Your objective -> From the listing that follows, extract every line and set it down unaltered.
__________
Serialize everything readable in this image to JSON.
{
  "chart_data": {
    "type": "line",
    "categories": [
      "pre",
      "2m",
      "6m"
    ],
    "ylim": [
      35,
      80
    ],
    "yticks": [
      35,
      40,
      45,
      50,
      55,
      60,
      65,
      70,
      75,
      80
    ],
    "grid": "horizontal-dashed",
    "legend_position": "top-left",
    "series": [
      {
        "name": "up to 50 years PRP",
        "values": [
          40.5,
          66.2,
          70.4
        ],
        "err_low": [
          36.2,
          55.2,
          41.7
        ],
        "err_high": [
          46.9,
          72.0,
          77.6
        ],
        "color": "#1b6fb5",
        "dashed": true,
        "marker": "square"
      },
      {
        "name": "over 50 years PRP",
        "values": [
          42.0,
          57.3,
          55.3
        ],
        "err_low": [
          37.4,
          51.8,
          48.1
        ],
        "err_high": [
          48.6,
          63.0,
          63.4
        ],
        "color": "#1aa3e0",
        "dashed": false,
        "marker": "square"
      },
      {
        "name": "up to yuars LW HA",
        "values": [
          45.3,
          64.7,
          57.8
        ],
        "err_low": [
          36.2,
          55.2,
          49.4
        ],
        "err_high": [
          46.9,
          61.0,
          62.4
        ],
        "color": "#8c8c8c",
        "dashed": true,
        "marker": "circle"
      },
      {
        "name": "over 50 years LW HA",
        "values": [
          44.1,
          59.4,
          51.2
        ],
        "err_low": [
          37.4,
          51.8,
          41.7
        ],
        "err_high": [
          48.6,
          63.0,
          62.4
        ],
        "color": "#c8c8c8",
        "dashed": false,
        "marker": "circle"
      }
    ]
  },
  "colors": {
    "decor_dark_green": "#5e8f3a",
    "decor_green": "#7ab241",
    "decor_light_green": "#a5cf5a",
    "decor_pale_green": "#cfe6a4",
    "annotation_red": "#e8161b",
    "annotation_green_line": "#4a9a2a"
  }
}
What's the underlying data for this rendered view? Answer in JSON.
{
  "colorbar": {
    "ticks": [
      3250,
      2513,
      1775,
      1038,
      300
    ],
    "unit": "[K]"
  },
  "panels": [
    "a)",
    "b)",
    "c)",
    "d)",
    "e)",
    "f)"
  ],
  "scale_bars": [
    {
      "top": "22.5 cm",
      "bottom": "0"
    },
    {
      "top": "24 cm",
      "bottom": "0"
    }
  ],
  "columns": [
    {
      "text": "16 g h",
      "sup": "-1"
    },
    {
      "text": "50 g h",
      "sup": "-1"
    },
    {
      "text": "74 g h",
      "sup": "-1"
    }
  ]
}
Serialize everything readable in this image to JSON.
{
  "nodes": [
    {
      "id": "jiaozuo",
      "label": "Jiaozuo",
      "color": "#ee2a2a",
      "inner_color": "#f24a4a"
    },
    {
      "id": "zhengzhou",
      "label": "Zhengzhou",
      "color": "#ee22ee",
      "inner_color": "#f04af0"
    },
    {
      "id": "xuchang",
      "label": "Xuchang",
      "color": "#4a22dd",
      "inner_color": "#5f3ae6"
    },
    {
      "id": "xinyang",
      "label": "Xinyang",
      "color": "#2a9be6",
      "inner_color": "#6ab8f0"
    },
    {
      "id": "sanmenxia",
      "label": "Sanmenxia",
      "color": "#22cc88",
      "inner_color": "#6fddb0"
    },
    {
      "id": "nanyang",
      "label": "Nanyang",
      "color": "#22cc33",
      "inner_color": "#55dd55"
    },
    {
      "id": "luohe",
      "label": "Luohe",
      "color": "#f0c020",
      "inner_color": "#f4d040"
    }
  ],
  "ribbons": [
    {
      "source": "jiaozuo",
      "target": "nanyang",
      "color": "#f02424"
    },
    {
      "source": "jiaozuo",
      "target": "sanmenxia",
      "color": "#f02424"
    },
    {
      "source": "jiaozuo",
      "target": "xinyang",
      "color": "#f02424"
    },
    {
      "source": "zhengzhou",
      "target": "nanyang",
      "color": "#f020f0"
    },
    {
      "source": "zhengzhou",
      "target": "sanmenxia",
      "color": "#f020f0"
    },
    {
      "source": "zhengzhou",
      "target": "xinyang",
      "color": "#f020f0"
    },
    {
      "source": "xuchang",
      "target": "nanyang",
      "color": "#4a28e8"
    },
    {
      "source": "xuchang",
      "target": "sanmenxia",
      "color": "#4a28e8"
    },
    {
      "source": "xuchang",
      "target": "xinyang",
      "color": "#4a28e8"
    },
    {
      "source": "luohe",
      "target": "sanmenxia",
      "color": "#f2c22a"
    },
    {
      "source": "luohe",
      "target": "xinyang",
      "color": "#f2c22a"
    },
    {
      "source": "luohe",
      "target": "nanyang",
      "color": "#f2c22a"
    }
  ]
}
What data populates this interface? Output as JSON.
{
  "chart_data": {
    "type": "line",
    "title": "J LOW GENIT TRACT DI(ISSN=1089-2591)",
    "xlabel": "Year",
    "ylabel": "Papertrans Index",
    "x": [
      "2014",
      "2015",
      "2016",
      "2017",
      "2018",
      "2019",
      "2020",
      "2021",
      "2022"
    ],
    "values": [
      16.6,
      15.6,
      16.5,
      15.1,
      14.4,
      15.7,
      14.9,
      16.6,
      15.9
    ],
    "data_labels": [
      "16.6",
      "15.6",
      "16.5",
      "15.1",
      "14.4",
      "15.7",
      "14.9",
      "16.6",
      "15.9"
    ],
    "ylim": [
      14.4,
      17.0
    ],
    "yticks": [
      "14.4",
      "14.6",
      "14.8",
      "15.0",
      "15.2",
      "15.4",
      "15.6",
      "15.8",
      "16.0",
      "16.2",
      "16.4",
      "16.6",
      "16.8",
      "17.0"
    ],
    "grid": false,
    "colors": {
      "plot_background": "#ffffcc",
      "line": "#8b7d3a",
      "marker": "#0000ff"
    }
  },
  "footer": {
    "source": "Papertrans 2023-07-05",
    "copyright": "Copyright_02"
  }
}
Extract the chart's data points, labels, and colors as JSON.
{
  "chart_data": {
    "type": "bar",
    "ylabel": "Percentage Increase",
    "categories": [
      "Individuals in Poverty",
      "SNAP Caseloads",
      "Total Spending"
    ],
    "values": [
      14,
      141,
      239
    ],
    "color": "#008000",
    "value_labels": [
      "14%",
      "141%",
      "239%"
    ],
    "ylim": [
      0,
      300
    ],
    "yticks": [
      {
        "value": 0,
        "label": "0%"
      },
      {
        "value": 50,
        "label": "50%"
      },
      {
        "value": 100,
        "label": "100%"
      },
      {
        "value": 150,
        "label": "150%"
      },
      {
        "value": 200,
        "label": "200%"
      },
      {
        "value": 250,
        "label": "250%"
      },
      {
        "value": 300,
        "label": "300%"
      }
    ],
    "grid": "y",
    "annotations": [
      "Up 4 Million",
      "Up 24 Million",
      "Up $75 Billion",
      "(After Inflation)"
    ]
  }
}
__________
Finished exercise ->
Serialize everything readable in this image to JSON.
{
  "chart_data": {
    "type": "line",
    "categories": [
      "pre",
      "2m",
      "6m"
    ],
    "ylim": [
      35,
      80
    ],
    "yticks": [
      35,
      40,
      45,
      50,
      55,
      60,
      65,
      70,
      75,
      80
    ],
    "grid": "horizontal-dashed",
    "legend_position": "top-left",
    "series": [
      {
        "name": "up to 50 years PRP",
        "values": [
          40.5,
          66.2,
          70.4
        ],
        "err_low": [
          36.2,
          55.2,
          41.7
        ],
        "err_high": [
          46.9,
          72.0,
          77.6
        ],
        "color": "#1b6fb5",
        "dashed": true,
        "marker": "square"
      },
      {
        "name": "over 50 years PRP",
        "values": [
          42.0,
          57.3,
          55.3
        ],
        "err_low": [
          37.4,
          51.8,
          48.1
        ],
        "err_high": [
          48.6,
          63.0,
          63.4
        ],
        "color": "#1aa3e0",
        "dashed": false,
        "marker": "square"
      },
      {
        "name": "up to yuars LW HA",
        "values": [
          45.3,
          64.7,
          57.8
        ],
        "err_low": [
          36.2,
          55.2,
          49.4
        ],
        "err_high": [
          46.9,
          61.0,
          62.4
        ],
        "color": "#8c8c8c",
        "dashed": true,
        "marker": "circle"
      },
      {
        "name": "over 50 years LW HA",
        "values": [
          44.1,
          59.4,
          51.2
        ],
        "err_low": [
          37.4,
          51.8,
          41.7
        ],
        "err_high": [
          48.6,
          63.0,
          62.4
        ],
        "color": "#c8c8c8",
        "dashed": false,
        "marker": "circle"
      }
    ]
  },
  "colors": {
    "decor_dark_green": "#5e8f3a",
    "decor_green": "#7ab241",
    "decor_light_green": "#a5cf5a",
    "decor_pale_green": "#cfe6a4",
    "annotation_red": "#e8161b",
    "annotation_green_line": "#4a9a2a"
  }
}
What's the underlying data for this rendered view? Answer in JSON.
{
  "colorbar": {
    "ticks": [
      3250,
      2513,
      1775,
      1038,
      300
    ],
    "unit": "[K]"
  },
  "panels": [
    "a)",
    "b)",
    "c)",
    "d)",
    "e)",
    "f)"
  ],
  "scale_bars": [
    {
      "top": "22.5 cm",
      "bottom": "0"
    },
    {
      "top": "24 cm",
      "bottom": "0"
    }
  ],
  "columns": [
    {
      "text": "16 g h",
      "sup": "-1"
    },
    {
      "text": "50 g h",
      "sup": "-1"
    },
    {
      "text": "74 g h",
      "sup": "-1"
    }
  ]
}
Serialize everything readable in this image to JSON.
{
  "nodes": [
    {
      "id": "jiaozuo",
      "label": "Jiaozuo",
      "color": "#ee2a2a",
      "inner_color": "#f24a4a"
    },
    {
      "id": "zhengzhou",
      "label": "Zhengzhou",
      "color": "#ee22ee",
      "inner_color": "#f04af0"
    },
    {
      "id": "xuchang",
      "label": "Xuchang",
      "color": "#4a22dd",
      "inner_color": "#5f3ae6"
    },
    {
      "id": "xinyang",
      "label": "Xinyang",
      "color": "#2a9be6",
      "inner_color": "#6ab8f0"
    },
    {
      "id": "sanmenxia",
      "label": "Sanmenxia",
      "color": "#22cc88",
      "inner_color": "#6fddb0"
    },
    {
      "id": "nanyang",
      "label": "Nanyang",
      "color": "#22cc33",
      "inner_color": "#55dd55"
    },
    {
      "id": "luohe",
      "label": "Luohe",
      "color": "#f0c020",
      "inner_color": "#f4d040"
    }
  ],
  "ribbons": [
    {
      "source": "jiaozuo",
      "target": "nanyang",
      "color": "#f02424"
    },
    {
      "source": "jiaozuo",
      "target": "sanmenxia",
      "color": "#f02424"
    },
    {
      "source": "jiaozuo",
      "target": "xinyang",
      "color": "#f02424"
    },
    {
      "source": "zhengzhou",
      "target": "nanyang",
      "color": "#f020f0"
    },
    {
      "source": "zhengzhou",
      "target": "sanmenxia",
      "color": "#f020f0"
    },
    {
      "source": "zhengzhou",
      "target": "xinyang",
      "color": "#f020f0"
    },
    {
      "source": "xuchang",
      "target": "nanyang",
      "color": "#4a28e8"
    },
    {
      "source": "xuchang",
      "target": "sanmenxia",
      "color": "#4a28e8"
    },
    {
      "source": "xuchang",
      "target": "xinyang",
      "color": "#4a28e8"
    },
    {
      "source": "luohe",
      "target": "sanmenxia",
      "color": "#f2c22a"
    },
    {
      "source": "luohe",
      "target": "xinyang",
      "color": "#f2c22a"
    },
    {
      "source": "luohe",
      "target": "nanyang",
      "color": "#f2c22a"
    }
  ]
}
What data populates this interface? Output as JSON.
{
  "chart_data": {
    "type": "line",
    "title": "J LOW GENIT TRACT DI(ISSN=1089-2591)",
    "xlabel": "Year",
    "ylabel": "Papertrans Index",
    "x": [
      "2014",
      "2015",
      "2016",
      "2017",
      "2018",
      "2019",
      "2020",
      "2021",
      "2022"
    ],
    "values": [
      16.6,
      15.6,
      16.5,
      15.1,
      14.4,
      15.7,
      14.9,
      16.6,
      15.9
    ],
    "data_labels": [
      "16.6",
      "15.6",
      "16.5",
      "15.1",
      "14.4",
      "15.7",
      "14.9",
      "16.6",
      "15.9"
    ],
    "ylim": [
      14.4,
      17.0
    ],
    "yticks": [
      "14.4",
      "14.6",
      "14.8",
      "15.0",
      "15.2",
      "15.4",
      "15.6",
      "15.8",
      "16.0",
      "16.2",
      "16.4",
      "16.6",
      "16.8",
      "17.0"
    ],
    "grid": false,
    "colors": {
      "plot_background": "#ffffcc",
      "line": "#8b7d3a",
      "marker": "#0000ff"
    }
  },
  "footer": {
    "source": "Papertrans 2023-07-05",
    "copyright": "Copyright_02"
  }
}
Extract the chart's data points, labels, and colors as JSON.
{
  "chart_data": {
    "type": "bar",
    "ylabel": "Percentage Increase",
    "categories": [
      "Individuals in Poverty",
      "SNAP Caseloads",
      "Total Spending"
    ],
    "values": [
      14,
      141,
      239
    ],
    "color": "#008000",
    "value_labels": [
      "14%",
      "141%",
      "239%"
    ],
    "ylim": [
      0,
      300
    ],
    "yticks": [
      {
        "value": 0,
        "label": "0%"
      },
      {
        "value": 50,
        "label": "50%"
      },
      {
        "value": 100,
        "label": "100%"
      },
      {
        "value": 150,
        "label": "150%"
      },
      {
        "value": 200,
        "label": "200%"
      },
      {
        "value": 250,
        "label": "250%"
      },
      {
        "value": 300,
        "label": "300%"
      }
    ],
    "grid": "y",
    "annotations": [
      "Up 4 Million",
      "Up 24 Million",
      "Up $75 Billion",
      "(After Inflation)"
    ]
  }
}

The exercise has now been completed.